Challenge:
Copy each of the following entries verbatim, keeping every line in its original order.

Input data:
-=-=-=-=-

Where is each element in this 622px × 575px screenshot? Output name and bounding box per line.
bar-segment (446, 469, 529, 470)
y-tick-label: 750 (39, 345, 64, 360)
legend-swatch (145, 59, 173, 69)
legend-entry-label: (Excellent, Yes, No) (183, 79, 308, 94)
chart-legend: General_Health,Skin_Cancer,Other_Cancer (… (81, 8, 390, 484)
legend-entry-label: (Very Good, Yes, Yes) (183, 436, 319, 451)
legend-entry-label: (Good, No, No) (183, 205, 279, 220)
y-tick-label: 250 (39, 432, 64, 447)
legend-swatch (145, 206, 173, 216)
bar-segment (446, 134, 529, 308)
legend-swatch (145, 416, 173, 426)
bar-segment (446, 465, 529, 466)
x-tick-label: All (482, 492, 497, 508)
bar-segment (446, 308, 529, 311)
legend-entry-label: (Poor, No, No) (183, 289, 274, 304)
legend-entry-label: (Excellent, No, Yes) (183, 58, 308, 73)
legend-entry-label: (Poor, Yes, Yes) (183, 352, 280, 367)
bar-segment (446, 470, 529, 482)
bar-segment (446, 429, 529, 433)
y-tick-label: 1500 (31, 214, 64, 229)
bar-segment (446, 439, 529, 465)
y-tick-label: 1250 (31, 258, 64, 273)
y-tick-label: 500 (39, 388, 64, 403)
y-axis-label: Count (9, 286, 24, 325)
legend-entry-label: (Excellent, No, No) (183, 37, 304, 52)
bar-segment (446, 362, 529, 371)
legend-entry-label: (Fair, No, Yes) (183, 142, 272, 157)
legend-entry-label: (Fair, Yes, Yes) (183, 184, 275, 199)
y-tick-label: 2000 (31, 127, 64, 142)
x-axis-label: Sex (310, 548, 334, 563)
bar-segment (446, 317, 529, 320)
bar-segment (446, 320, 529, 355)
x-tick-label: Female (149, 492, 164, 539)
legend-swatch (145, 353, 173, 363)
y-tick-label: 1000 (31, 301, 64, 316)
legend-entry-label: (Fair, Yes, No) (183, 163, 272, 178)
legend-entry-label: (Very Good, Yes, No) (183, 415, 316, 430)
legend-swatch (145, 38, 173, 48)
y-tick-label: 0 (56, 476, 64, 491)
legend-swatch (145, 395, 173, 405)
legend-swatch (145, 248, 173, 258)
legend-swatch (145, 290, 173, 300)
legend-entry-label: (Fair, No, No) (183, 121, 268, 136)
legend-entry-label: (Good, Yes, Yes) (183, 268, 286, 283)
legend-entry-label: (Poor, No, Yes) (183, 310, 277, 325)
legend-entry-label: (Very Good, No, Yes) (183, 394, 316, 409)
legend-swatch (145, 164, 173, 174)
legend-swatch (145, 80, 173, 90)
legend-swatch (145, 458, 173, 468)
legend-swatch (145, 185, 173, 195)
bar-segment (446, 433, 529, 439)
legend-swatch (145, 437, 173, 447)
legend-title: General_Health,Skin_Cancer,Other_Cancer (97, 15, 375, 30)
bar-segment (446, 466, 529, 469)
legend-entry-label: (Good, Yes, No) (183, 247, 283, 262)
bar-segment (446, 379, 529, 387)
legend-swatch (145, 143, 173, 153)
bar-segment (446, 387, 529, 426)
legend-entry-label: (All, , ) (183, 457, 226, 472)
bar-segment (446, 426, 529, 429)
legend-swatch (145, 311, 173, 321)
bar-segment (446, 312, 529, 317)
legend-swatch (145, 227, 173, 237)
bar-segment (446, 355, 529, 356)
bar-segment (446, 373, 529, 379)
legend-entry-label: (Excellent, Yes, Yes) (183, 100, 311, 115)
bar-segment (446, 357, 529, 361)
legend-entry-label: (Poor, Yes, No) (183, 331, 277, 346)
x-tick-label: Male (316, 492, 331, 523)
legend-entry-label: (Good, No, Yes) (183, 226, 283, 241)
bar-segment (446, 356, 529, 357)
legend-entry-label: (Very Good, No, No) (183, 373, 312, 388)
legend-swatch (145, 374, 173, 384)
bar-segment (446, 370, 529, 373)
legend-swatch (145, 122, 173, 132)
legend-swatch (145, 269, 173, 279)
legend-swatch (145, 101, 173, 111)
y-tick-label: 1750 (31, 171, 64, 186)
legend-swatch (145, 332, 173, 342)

-=-=-=-=-

Output of the exercise:
Where is each element in this 622px × 575px screenshot? Output name and bounding box per line.
bar-segment (446, 469, 529, 470)
y-tick-label: 750 (39, 345, 64, 360)
legend-swatch (145, 59, 173, 69)
legend-entry-label: (Excellent, Yes, No) (183, 79, 308, 94)
chart-legend: General_Health,Skin_Cancer,Other_Cancer (… (81, 8, 390, 484)
legend-entry-label: (Very Good, Yes, Yes) (183, 436, 319, 451)
legend-entry-label: (Good, No, No) (183, 205, 279, 220)
y-tick-label: 250 (39, 432, 64, 447)
legend-swatch (145, 206, 173, 216)
bar-segment (446, 134, 529, 308)
legend-swatch (145, 416, 173, 426)
bar-segment (446, 465, 529, 466)
x-tick-label: All (482, 492, 497, 508)
bar-segment (446, 308, 529, 311)
legend-entry-label: (Poor, No, No) (183, 289, 274, 304)
legend-entry-label: (Excellent, No, Yes) (183, 58, 308, 73)
legend-entry-label: (Poor, Yes, Yes) (183, 352, 280, 367)
bar-segment (446, 470, 529, 482)
bar-segment (446, 429, 529, 433)
y-tick-label: 1500 (31, 214, 64, 229)
bar-segment (446, 439, 529, 465)
y-tick-label: 1250 (31, 258, 64, 273)
y-tick-label: 500 (39, 388, 64, 403)
y-axis-label: Count (9, 286, 24, 325)
legend-entry-label: (Excellent, No, No) (183, 37, 304, 52)
bar-segment (446, 362, 529, 371)
legend-entry-label: (Fair, No, Yes) (183, 142, 272, 157)
legend-entry-label: (Fair, Yes, Yes) (183, 184, 275, 199)
y-tick-label: 2000 (31, 127, 64, 142)
x-axis-label: Sex (310, 548, 334, 563)
bar-segment (446, 317, 529, 320)
bar-segment (446, 320, 529, 355)
x-tick-label: Female (149, 492, 164, 539)
legend-swatch (145, 353, 173, 363)
y-tick-label: 1000 (31, 301, 64, 316)
legend-entry-label: (Fair, Yes, No) (183, 163, 272, 178)
legend-entry-label: (Very Good, Yes, No) (183, 415, 316, 430)
legend-swatch (145, 38, 173, 48)
y-tick-label: 0 (56, 476, 64, 491)
legend-swatch (145, 395, 173, 405)
legend-swatch (145, 248, 173, 258)
legend-swatch (145, 290, 173, 300)
legend-entry-label: (Fair, No, No) (183, 121, 268, 136)
legend-entry-label: (Good, Yes, Yes) (183, 268, 286, 283)
legend-entry-label: (Poor, No, Yes) (183, 310, 277, 325)
legend-entry-label: (Very Good, No, Yes) (183, 394, 316, 409)
legend-swatch (145, 164, 173, 174)
legend-swatch (145, 80, 173, 90)
legend-swatch (145, 458, 173, 468)
legend-swatch (145, 185, 173, 195)
bar-segment (446, 433, 529, 439)
legend-swatch (145, 437, 173, 447)
legend-title: General_Health,Skin_Cancer,Other_Cancer (97, 15, 375, 30)
bar-segment (446, 466, 529, 469)
legend-entry-label: (Good, Yes, No) (183, 247, 283, 262)
bar-segment (446, 379, 529, 387)
legend-swatch (145, 143, 173, 153)
bar-segment (446, 387, 529, 426)
legend-entry-label: (All, , ) (183, 457, 226, 472)
bar-segment (446, 426, 529, 429)
legend-swatch (145, 311, 173, 321)
bar-segment (446, 312, 529, 317)
legend-swatch (145, 227, 173, 237)
bar-segment (446, 355, 529, 356)
bar-segment (446, 373, 529, 379)
legend-entry-label: (Excellent, Yes, Yes) (183, 100, 311, 115)
bar-segment (446, 357, 529, 361)
legend-entry-label: (Poor, Yes, No) (183, 331, 277, 346)
x-tick-label: Male (316, 492, 331, 523)
legend-entry-label: (Good, No, Yes) (183, 226, 283, 241)
bar-segment (446, 356, 529, 357)
legend-entry-label: (Very Good, No, No) (183, 373, 312, 388)
legend-swatch (145, 374, 173, 384)
bar-segment (446, 370, 529, 373)
legend-swatch (145, 122, 173, 132)
legend-swatch (145, 269, 173, 279)
legend-swatch (145, 101, 173, 111)
y-tick-label: 1750 (31, 171, 64, 186)
legend-swatch (145, 332, 173, 342)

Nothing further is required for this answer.